» Data records
## BEGIN

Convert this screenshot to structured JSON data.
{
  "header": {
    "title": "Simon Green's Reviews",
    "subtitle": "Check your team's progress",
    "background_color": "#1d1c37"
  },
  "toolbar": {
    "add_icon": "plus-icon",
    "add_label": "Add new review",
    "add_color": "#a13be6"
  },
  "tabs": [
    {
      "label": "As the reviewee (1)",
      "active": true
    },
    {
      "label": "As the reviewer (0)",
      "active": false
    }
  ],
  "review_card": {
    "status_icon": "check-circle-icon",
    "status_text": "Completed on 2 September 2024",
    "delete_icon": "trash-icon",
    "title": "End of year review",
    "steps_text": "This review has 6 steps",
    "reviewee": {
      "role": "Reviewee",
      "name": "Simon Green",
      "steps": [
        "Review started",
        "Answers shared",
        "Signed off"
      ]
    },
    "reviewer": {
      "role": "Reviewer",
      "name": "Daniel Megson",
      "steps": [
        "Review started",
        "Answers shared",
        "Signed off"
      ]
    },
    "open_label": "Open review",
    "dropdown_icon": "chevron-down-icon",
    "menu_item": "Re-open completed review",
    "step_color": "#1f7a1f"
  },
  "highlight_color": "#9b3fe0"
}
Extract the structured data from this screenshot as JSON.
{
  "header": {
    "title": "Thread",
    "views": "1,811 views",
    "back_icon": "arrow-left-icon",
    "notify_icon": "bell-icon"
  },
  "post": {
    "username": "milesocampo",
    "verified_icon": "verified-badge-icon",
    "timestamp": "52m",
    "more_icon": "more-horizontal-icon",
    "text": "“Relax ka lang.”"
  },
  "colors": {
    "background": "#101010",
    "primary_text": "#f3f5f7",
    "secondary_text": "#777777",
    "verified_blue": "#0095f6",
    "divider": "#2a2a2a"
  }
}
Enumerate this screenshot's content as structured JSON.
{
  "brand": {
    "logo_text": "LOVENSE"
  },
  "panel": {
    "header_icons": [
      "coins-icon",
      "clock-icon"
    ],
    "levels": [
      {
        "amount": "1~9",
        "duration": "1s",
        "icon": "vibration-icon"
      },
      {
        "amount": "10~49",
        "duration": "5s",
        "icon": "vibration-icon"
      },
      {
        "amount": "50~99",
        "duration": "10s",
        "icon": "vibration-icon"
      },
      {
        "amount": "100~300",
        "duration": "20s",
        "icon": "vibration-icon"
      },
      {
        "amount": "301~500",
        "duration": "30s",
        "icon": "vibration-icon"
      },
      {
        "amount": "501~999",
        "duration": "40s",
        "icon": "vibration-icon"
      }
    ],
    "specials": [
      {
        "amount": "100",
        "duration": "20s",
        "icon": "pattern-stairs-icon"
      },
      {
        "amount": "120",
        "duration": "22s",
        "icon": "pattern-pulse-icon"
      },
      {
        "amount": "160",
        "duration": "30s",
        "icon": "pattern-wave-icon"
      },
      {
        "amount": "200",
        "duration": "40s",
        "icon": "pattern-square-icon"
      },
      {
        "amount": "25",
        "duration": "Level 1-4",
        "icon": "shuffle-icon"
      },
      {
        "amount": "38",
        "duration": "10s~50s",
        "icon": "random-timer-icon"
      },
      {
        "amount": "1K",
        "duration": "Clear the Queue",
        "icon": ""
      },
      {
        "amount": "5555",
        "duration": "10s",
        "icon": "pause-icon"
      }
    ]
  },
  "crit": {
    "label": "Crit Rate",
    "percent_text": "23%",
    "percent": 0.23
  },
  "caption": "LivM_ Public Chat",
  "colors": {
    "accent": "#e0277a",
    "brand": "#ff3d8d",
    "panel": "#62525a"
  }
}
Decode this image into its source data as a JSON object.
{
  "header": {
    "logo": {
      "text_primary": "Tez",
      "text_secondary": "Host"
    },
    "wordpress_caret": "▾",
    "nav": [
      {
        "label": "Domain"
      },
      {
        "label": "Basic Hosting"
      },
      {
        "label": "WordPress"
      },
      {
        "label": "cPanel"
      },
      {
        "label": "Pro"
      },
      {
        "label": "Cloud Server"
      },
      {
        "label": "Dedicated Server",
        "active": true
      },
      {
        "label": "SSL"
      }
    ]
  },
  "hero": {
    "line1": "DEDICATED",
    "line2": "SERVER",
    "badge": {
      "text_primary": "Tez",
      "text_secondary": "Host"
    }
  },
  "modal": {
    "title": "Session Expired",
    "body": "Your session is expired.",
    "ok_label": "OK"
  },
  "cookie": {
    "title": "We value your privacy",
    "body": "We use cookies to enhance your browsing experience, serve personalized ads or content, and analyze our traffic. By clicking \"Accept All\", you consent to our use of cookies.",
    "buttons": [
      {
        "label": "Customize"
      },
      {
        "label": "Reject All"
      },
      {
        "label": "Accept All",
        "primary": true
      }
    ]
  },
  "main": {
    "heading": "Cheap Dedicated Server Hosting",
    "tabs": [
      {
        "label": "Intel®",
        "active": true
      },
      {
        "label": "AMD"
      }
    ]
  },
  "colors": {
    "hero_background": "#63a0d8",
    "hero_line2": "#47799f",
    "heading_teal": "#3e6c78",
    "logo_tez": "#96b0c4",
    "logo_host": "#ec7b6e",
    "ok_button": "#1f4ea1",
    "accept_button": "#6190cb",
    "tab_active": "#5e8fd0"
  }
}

## END

» WHAT THIS TASK INVOLVES
The full set of records should be duplicated exactly.

» CORRECT RESPONSE
Convert this screenshot to structured JSON data.
{
  "header": {
    "title": "Simon Green's Reviews",
    "subtitle": "Check your team's progress",
    "background_color": "#1d1c37"
  },
  "toolbar": {
    "add_icon": "plus-icon",
    "add_label": "Add new review",
    "add_color": "#a13be6"
  },
  "tabs": [
    {
      "label": "As the reviewee (1)",
      "active": true
    },
    {
      "label": "As the reviewer (0)",
      "active": false
    }
  ],
  "review_card": {
    "status_icon": "check-circle-icon",
    "status_text": "Completed on 2 September 2024",
    "delete_icon": "trash-icon",
    "title": "End of year review",
    "steps_text": "This review has 6 steps",
    "reviewee": {
      "role": "Reviewee",
      "name": "Simon Green",
      "steps": [
        "Review started",
        "Answers shared",
        "Signed off"
      ]
    },
    "reviewer": {
      "role": "Reviewer",
      "name": "Daniel Megson",
      "steps": [
        "Review started",
        "Answers shared",
        "Signed off"
      ]
    },
    "open_label": "Open review",
    "dropdown_icon": "chevron-down-icon",
    "menu_item": "Re-open completed review",
    "step_color": "#1f7a1f"
  },
  "highlight_color": "#9b3fe0"
}
Extract the structured data from this screenshot as JSON.
{
  "header": {
    "title": "Thread",
    "views": "1,811 views",
    "back_icon": "arrow-left-icon",
    "notify_icon": "bell-icon"
  },
  "post": {
    "username": "milesocampo",
    "verified_icon": "verified-badge-icon",
    "timestamp": "52m",
    "more_icon": "more-horizontal-icon",
    "text": "“Relax ka lang.”"
  },
  "colors": {
    "background": "#101010",
    "primary_text": "#f3f5f7",
    "secondary_text": "#777777",
    "verified_blue": "#0095f6",
    "divider": "#2a2a2a"
  }
}
Enumerate this screenshot's content as structured JSON.
{
  "brand": {
    "logo_text": "LOVENSE"
  },
  "panel": {
    "header_icons": [
      "coins-icon",
      "clock-icon"
    ],
    "levels": [
      {
        "amount": "1~9",
        "duration": "1s",
        "icon": "vibration-icon"
      },
      {
        "amount": "10~49",
        "duration": "5s",
        "icon": "vibration-icon"
      },
      {
        "amount": "50~99",
        "duration": "10s",
        "icon": "vibration-icon"
      },
      {
        "amount": "100~300",
        "duration": "20s",
        "icon": "vibration-icon"
      },
      {
        "amount": "301~500",
        "duration": "30s",
        "icon": "vibration-icon"
      },
      {
        "amount": "501~999",
        "duration": "40s",
        "icon": "vibration-icon"
      }
    ],
    "specials": [
      {
        "amount": "100",
        "duration": "20s",
        "icon": "pattern-stairs-icon"
      },
      {
        "amount": "120",
        "duration": "22s",
        "icon": "pattern-pulse-icon"
      },
      {
        "amount": "160",
        "duration": "30s",
        "icon": "pattern-wave-icon"
      },
      {
        "amount": "200",
        "duration": "40s",
        "icon": "pattern-square-icon"
      },
      {
        "amount": "25",
        "duration": "Level 1-4",
        "icon": "shuffle-icon"
      },
      {
        "amount": "38",
        "duration": "10s~50s",
        "icon": "random-timer-icon"
      },
      {
        "amount": "1K",
        "duration": "Clear the Queue",
        "icon": ""
      },
      {
        "amount": "5555",
        "duration": "10s",
        "icon": "pause-icon"
      }
    ]
  },
  "crit": {
    "label": "Crit Rate",
    "percent_text": "23%",
    "percent": 0.23
  },
  "caption": "LivM_ Public Chat",
  "colors": {
    "accent": "#e0277a",
    "brand": "#ff3d8d",
    "panel": "#62525a"
  }
}
Decode this image into its source data as a JSON object.
{
  "header": {
    "logo": {
      "text_primary": "Tez",
      "text_secondary": "Host"
    },
    "wordpress_caret": "▾",
    "nav": [
      {
        "label": "Domain"
      },
      {
        "label": "Basic Hosting"
      },
      {
        "label": "WordPress"
      },
      {
        "label": "cPanel"
      },
      {
        "label": "Pro"
      },
      {
        "label": "Cloud Server"
      },
      {
        "label": "Dedicated Server",
        "active": true
      },
      {
        "label": "SSL"
      }
    ]
  },
  "hero": {
    "line1": "DEDICATED",
    "line2": "SERVER",
    "badge": {
      "text_primary": "Tez",
      "text_secondary": "Host"
    }
  },
  "modal": {
    "title": "Session Expired",
    "body": "Your session is expired.",
    "ok_label": "OK"
  },
  "cookie": {
    "title": "We value your privacy",
    "body": "We use cookies to enhance your browsing experience, serve personalized ads or content, and analyze our traffic. By clicking \"Accept All\", you consent to our use of cookies.",
    "buttons": [
      {
        "label": "Customize"
      },
      {
        "label": "Reject All"
      },
      {
        "label": "Accept All",
        "primary": true
      }
    ]
  },
  "main": {
    "heading": "Cheap Dedicated Server Hosting",
    "tabs": [
      {
        "label": "Intel®",
        "active": true
      },
      {
        "label": "AMD"
      }
    ]
  },
  "colors": {
    "hero_background": "#63a0d8",
    "hero_line2": "#47799f",
    "heading_teal": "#3e6c78",
    "logo_tez": "#96b0c4",
    "logo_host": "#ec7b6e",
    "ok_button": "#1f4ea1",
    "accept_button": "#6190cb",
    "tab_active": "#5e8fd0"
  }
}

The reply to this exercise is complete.